Directions
Return each line of the data below exactly, omitting any pictures.

Data records
────────────────────────────────────────

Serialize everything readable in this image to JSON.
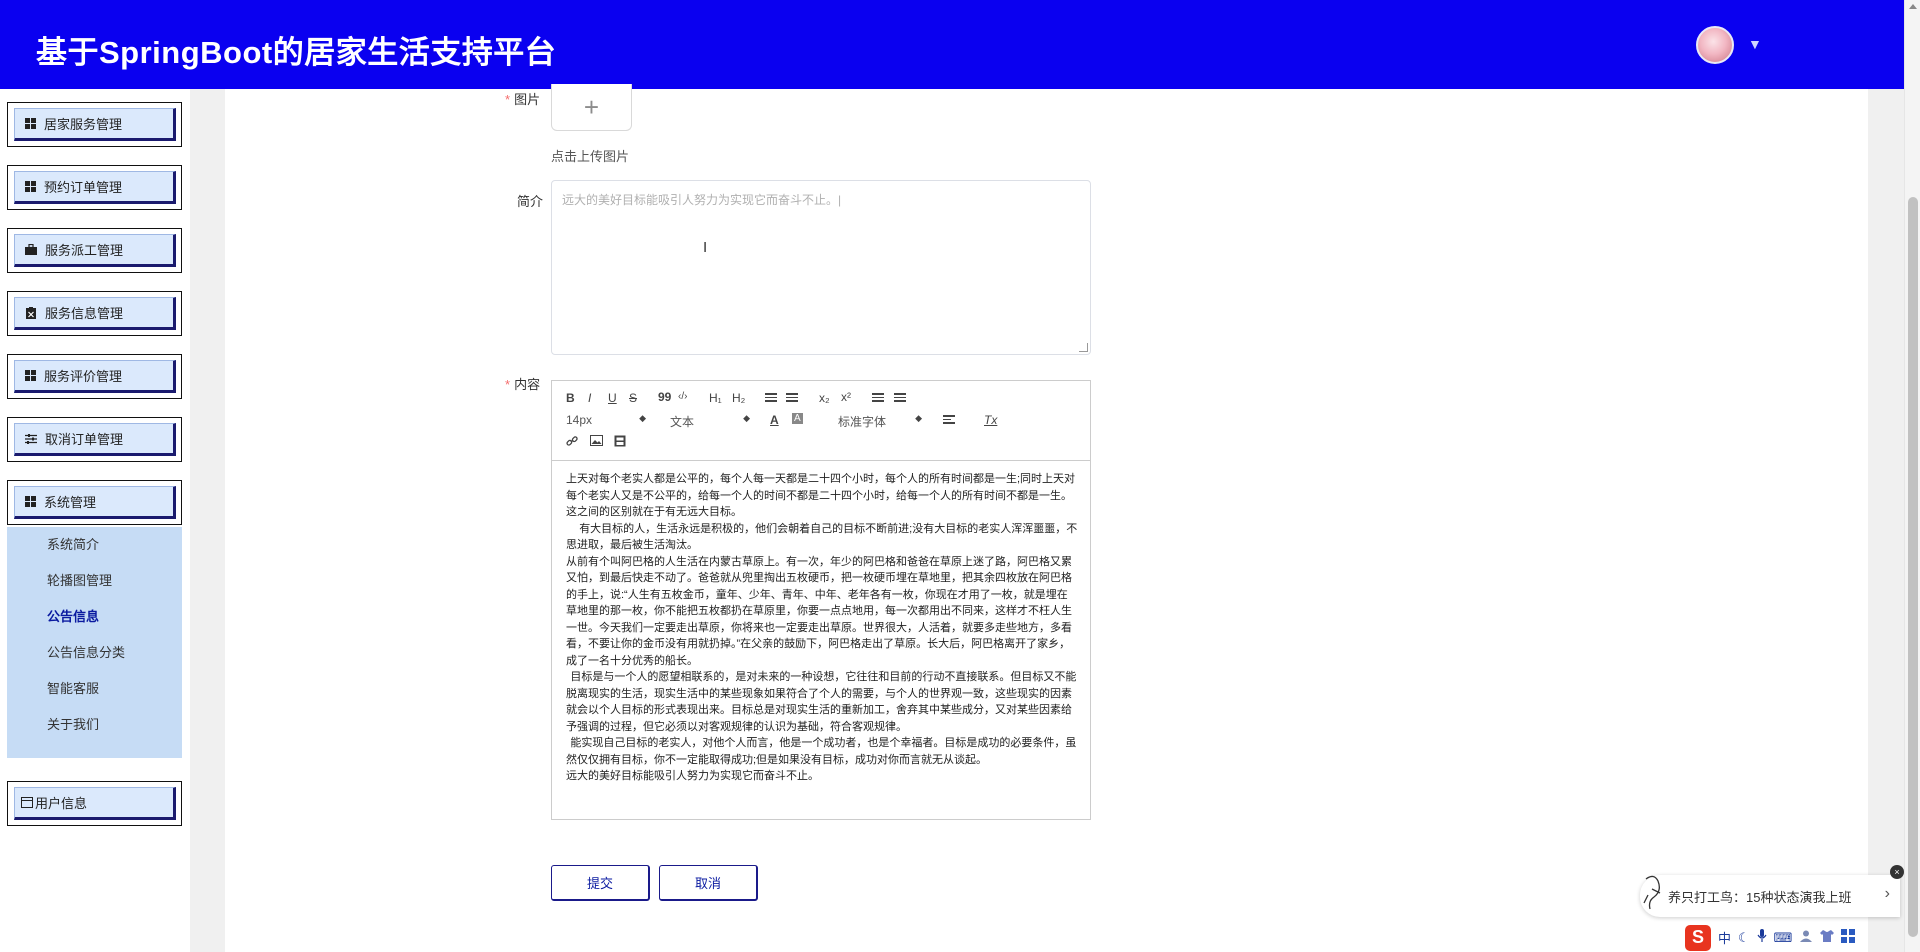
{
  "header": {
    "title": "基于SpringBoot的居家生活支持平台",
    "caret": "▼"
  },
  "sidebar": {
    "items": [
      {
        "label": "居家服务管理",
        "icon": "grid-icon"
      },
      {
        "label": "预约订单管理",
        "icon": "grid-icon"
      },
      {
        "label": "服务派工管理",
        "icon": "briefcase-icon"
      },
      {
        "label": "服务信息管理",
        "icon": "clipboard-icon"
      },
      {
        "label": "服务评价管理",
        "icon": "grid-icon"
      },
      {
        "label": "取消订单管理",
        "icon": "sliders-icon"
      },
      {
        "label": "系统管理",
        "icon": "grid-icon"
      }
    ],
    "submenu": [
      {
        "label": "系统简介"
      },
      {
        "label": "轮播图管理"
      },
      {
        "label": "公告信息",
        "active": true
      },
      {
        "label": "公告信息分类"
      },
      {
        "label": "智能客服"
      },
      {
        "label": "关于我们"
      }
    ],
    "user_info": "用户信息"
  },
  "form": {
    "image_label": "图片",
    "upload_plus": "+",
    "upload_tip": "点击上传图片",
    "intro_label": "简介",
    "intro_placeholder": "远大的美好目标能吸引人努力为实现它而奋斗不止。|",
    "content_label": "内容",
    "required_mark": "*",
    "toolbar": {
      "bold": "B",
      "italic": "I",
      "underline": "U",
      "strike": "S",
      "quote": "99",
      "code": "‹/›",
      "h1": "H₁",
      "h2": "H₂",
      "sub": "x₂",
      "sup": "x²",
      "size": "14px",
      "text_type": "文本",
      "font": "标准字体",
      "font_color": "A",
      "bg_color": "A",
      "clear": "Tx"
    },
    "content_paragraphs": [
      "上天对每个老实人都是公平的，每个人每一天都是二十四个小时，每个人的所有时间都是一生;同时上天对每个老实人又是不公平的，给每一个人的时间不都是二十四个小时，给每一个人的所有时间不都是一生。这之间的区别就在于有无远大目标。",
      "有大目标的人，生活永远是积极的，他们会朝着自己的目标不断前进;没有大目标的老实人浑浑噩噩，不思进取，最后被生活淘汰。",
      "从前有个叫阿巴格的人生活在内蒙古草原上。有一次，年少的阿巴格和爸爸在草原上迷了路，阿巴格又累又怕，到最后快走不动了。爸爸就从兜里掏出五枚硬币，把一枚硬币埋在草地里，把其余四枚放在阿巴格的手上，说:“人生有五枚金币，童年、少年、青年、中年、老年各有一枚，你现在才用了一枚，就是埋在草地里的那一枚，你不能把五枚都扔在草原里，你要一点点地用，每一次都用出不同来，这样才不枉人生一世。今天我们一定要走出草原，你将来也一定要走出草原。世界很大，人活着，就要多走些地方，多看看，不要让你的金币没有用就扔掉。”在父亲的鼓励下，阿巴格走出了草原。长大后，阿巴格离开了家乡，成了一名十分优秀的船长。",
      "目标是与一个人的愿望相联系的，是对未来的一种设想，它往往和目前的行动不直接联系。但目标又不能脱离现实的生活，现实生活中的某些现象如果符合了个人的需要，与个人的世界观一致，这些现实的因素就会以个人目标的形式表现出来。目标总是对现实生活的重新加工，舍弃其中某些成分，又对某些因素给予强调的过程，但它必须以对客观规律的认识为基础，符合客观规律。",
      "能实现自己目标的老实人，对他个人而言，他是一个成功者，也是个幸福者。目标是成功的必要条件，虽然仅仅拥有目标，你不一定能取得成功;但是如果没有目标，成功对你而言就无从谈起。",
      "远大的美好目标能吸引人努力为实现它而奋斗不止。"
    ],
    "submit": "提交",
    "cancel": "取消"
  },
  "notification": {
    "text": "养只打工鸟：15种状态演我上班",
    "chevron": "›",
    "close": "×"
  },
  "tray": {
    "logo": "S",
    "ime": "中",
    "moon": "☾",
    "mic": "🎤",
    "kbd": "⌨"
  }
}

────────────────────────────────────────

Answer below
Serialize everything readable in this image to JSON.
{
  "header": {
    "title": "基于SpringBoot的居家生活支持平台",
    "caret": "▼"
  },
  "sidebar": {
    "items": [
      {
        "label": "居家服务管理",
        "icon": "grid-icon"
      },
      {
        "label": "预约订单管理",
        "icon": "grid-icon"
      },
      {
        "label": "服务派工管理",
        "icon": "briefcase-icon"
      },
      {
        "label": "服务信息管理",
        "icon": "clipboard-icon"
      },
      {
        "label": "服务评价管理",
        "icon": "grid-icon"
      },
      {
        "label": "取消订单管理",
        "icon": "sliders-icon"
      },
      {
        "label": "系统管理",
        "icon": "grid-icon"
      }
    ],
    "submenu": [
      {
        "label": "系统简介"
      },
      {
        "label": "轮播图管理"
      },
      {
        "label": "公告信息",
        "active": true
      },
      {
        "label": "公告信息分类"
      },
      {
        "label": "智能客服"
      },
      {
        "label": "关于我们"
      }
    ],
    "user_info": "用户信息"
  },
  "form": {
    "image_label": "图片",
    "upload_plus": "+",
    "upload_tip": "点击上传图片",
    "intro_label": "简介",
    "intro_placeholder": "远大的美好目标能吸引人努力为实现它而奋斗不止。|",
    "content_label": "内容",
    "required_mark": "*",
    "toolbar": {
      "bold": "B",
      "italic": "I",
      "underline": "U",
      "strike": "S",
      "quote": "99",
      "code": "‹/›",
      "h1": "H₁",
      "h2": "H₂",
      "sub": "x₂",
      "sup": "x²",
      "size": "14px",
      "text_type": "文本",
      "font": "标准字体",
      "font_color": "A",
      "bg_color": "A",
      "clear": "Tx"
    },
    "content_paragraphs": [
      "上天对每个老实人都是公平的，每个人每一天都是二十四个小时，每个人的所有时间都是一生;同时上天对每个老实人又是不公平的，给每一个人的时间不都是二十四个小时，给每一个人的所有时间不都是一生。这之间的区别就在于有无远大目标。",
      "有大目标的人，生活永远是积极的，他们会朝着自己的目标不断前进;没有大目标的老实人浑浑噩噩，不思进取，最后被生活淘汰。",
      "从前有个叫阿巴格的人生活在内蒙古草原上。有一次，年少的阿巴格和爸爸在草原上迷了路，阿巴格又累又怕，到最后快走不动了。爸爸就从兜里掏出五枚硬币，把一枚硬币埋在草地里，把其余四枚放在阿巴格的手上，说:“人生有五枚金币，童年、少年、青年、中年、老年各有一枚，你现在才用了一枚，就是埋在草地里的那一枚，你不能把五枚都扔在草原里，你要一点点地用，每一次都用出不同来，这样才不枉人生一世。今天我们一定要走出草原，你将来也一定要走出草原。世界很大，人活着，就要多走些地方，多看看，不要让你的金币没有用就扔掉。”在父亲的鼓励下，阿巴格走出了草原。长大后，阿巴格离开了家乡，成了一名十分优秀的船长。",
      "目标是与一个人的愿望相联系的，是对未来的一种设想，它往往和目前的行动不直接联系。但目标又不能脱离现实的生活，现实生活中的某些现象如果符合了个人的需要，与个人的世界观一致，这些现实的因素就会以个人目标的形式表现出来。目标总是对现实生活的重新加工，舍弃其中某些成分，又对某些因素给予强调的过程，但它必须以对客观规律的认识为基础，符合客观规律。",
      "能实现自己目标的老实人，对他个人而言，他是一个成功者，也是个幸福者。目标是成功的必要条件，虽然仅仅拥有目标，你不一定能取得成功;但是如果没有目标，成功对你而言就无从谈起。",
      "远大的美好目标能吸引人努力为实现它而奋斗不止。"
    ],
    "submit": "提交",
    "cancel": "取消"
  },
  "notification": {
    "text": "养只打工鸟：15种状态演我上班",
    "chevron": "›",
    "close": "×"
  },
  "tray": {
    "logo": "S",
    "ime": "中",
    "moon": "☾",
    "mic": "🎤",
    "kbd": "⌨"
  }
}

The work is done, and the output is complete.